### Written task
Scan the records for the string "fall"; copy each line where it occurs.

### Records shown
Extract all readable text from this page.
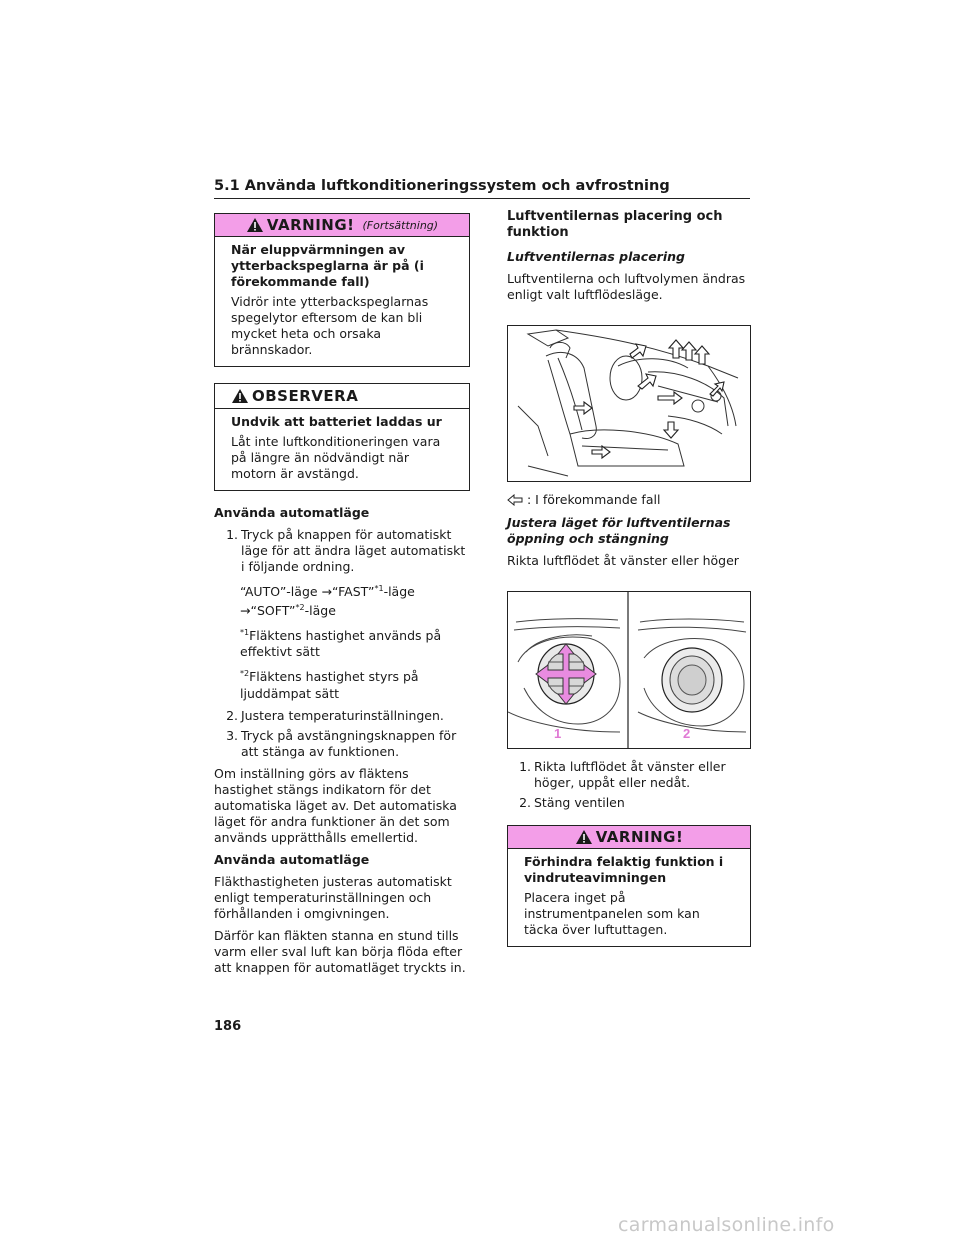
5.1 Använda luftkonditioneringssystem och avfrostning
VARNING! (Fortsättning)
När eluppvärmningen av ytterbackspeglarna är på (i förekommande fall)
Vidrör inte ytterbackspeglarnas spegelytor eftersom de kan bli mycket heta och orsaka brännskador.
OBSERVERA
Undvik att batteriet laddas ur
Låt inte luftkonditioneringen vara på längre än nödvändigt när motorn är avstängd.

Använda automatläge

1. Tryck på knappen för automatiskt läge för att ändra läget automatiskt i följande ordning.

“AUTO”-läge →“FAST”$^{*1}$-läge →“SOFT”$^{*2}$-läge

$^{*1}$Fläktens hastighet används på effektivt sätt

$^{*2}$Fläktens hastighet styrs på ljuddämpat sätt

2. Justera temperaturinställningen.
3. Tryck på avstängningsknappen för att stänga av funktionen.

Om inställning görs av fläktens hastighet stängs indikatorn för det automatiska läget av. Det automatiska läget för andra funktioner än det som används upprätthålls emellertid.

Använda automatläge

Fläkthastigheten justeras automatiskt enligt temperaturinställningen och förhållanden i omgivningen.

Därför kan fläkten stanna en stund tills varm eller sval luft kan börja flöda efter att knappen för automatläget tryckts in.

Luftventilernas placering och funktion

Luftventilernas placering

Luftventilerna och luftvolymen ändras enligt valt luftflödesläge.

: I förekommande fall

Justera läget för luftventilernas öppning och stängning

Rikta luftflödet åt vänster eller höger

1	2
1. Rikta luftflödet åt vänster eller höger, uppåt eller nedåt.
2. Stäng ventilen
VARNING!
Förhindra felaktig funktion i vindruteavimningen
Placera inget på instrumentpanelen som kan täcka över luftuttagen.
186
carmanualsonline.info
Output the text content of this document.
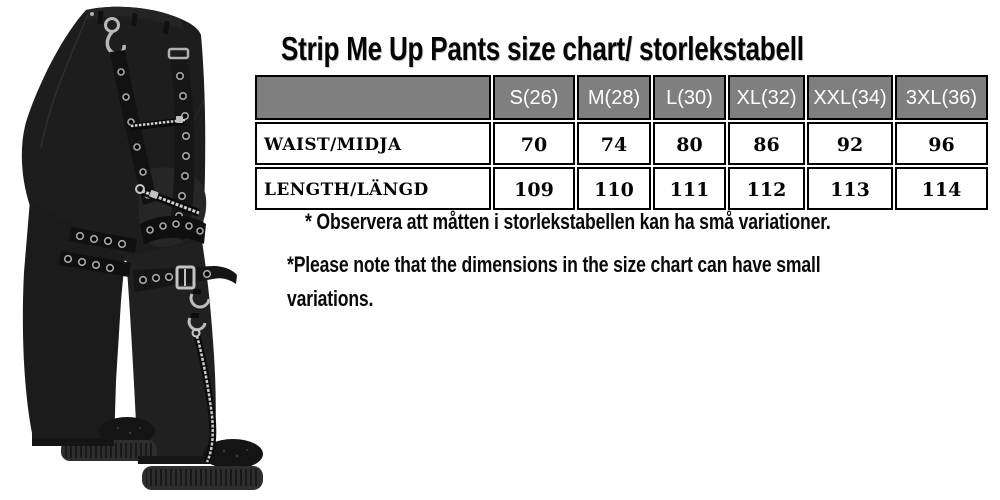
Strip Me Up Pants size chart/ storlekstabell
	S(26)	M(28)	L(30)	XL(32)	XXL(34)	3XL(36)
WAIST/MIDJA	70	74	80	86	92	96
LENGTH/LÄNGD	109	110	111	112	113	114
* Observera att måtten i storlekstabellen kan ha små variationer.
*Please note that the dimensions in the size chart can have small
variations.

### Answer to the problem
När eluppvärmningen av ytterbackspeglarna är på (i förekommande fall)
: I förekommande fall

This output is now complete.